*WRITTEN TASK*: Each record below must be returned exactly as shown.

○ ○ ○

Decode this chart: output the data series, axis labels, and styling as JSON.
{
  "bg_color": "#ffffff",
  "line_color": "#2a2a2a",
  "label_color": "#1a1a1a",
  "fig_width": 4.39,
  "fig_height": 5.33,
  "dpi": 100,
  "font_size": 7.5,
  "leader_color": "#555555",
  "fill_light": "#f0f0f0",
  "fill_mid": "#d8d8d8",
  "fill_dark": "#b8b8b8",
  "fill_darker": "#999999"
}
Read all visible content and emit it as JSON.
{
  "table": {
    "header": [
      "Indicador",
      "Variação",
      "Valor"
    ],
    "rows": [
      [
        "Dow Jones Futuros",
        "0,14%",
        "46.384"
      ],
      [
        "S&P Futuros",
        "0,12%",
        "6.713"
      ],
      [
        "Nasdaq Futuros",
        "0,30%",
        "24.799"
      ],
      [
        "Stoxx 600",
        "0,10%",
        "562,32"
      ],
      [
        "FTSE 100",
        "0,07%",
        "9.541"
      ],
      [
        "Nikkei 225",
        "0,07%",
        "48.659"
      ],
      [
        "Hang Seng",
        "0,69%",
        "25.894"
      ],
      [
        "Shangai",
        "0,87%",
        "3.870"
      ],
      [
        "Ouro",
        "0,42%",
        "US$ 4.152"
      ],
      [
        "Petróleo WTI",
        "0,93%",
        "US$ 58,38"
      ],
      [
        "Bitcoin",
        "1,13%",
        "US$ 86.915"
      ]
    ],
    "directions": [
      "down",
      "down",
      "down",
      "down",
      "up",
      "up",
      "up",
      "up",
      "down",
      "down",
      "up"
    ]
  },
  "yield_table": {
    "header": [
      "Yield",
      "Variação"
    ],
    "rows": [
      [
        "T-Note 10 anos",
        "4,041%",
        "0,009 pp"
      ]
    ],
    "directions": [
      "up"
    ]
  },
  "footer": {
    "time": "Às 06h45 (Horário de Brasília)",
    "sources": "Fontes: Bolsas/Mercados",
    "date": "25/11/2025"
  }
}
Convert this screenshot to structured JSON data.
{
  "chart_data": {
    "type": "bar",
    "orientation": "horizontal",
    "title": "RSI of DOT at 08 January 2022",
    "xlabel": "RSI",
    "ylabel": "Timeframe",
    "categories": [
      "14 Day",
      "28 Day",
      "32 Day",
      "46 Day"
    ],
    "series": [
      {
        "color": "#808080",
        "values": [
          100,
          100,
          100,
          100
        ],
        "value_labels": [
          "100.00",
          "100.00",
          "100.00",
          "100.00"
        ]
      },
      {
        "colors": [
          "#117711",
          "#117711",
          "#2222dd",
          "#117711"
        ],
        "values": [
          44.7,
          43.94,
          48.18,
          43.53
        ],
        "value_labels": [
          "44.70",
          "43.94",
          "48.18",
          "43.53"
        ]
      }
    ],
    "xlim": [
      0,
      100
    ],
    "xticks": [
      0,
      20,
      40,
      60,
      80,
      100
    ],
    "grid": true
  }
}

○ ○ ○

*WRITTEN SOLUTION*:
Decode this chart: output the data series, axis labels, and styling as JSON.
{
  "bg_color": "#ffffff",
  "line_color": "#2a2a2a",
  "label_color": "#1a1a1a",
  "fig_width": 4.39,
  "fig_height": 5.33,
  "dpi": 100,
  "font_size": 7.5,
  "leader_color": "#555555",
  "fill_light": "#f0f0f0",
  "fill_mid": "#d8d8d8",
  "fill_dark": "#b8b8b8",
  "fill_darker": "#999999"
}
Read all visible content and emit it as JSON.
{
  "table": {
    "header": [
      "Indicador",
      "Variação",
      "Valor"
    ],
    "rows": [
      [
        "Dow Jones Futuros",
        "0,14%",
        "46.384"
      ],
      [
        "S&P Futuros",
        "0,12%",
        "6.713"
      ],
      [
        "Nasdaq Futuros",
        "0,30%",
        "24.799"
      ],
      [
        "Stoxx 600",
        "0,10%",
        "562,32"
      ],
      [
        "FTSE 100",
        "0,07%",
        "9.541"
      ],
      [
        "Nikkei 225",
        "0,07%",
        "48.659"
      ],
      [
        "Hang Seng",
        "0,69%",
        "25.894"
      ],
      [
        "Shangai",
        "0,87%",
        "3.870"
      ],
      [
        "Ouro",
        "0,42%",
        "US$ 4.152"
      ],
      [
        "Petróleo WTI",
        "0,93%",
        "US$ 58,38"
      ],
      [
        "Bitcoin",
        "1,13%",
        "US$ 86.915"
      ]
    ],
    "directions": [
      "down",
      "down",
      "down",
      "down",
      "up",
      "up",
      "up",
      "up",
      "down",
      "down",
      "up"
    ]
  },
  "yield_table": {
    "header": [
      "Yield",
      "Variação"
    ],
    "rows": [
      [
        "T-Note 10 anos",
        "4,041%",
        "0,009 pp"
      ]
    ],
    "directions": [
      "up"
    ]
  },
  "footer": {
    "time": "Às 06h45 (Horário de Brasília)",
    "sources": "Fontes: Bolsas/Mercados",
    "date": "25/11/2025"
  }
}
Convert this screenshot to structured JSON data.
{
  "chart_data": {
    "type": "bar",
    "orientation": "horizontal",
    "title": "RSI of DOT at 08 January 2022",
    "xlabel": "RSI",
    "ylabel": "Timeframe",
    "categories": [
      "14 Day",
      "28 Day",
      "32 Day",
      "46 Day"
    ],
    "series": [
      {
        "color": "#808080",
        "values": [
          100,
          100,
          100,
          100
        ],
        "value_labels": [
          "100.00",
          "100.00",
          "100.00",
          "100.00"
        ]
      },
      {
        "colors": [
          "#117711",
          "#117711",
          "#2222dd",
          "#117711"
        ],
        "values": [
          44.7,
          43.94,
          48.18,
          43.53
        ],
        "value_labels": [
          "44.70",
          "43.94",
          "48.18",
          "43.53"
        ]
      }
    ],
    "xlim": [
      0,
      100
    ],
    "xticks": [
      0,
      20,
      40,
      60,
      80,
      100
    ],
    "grid": true
  }
}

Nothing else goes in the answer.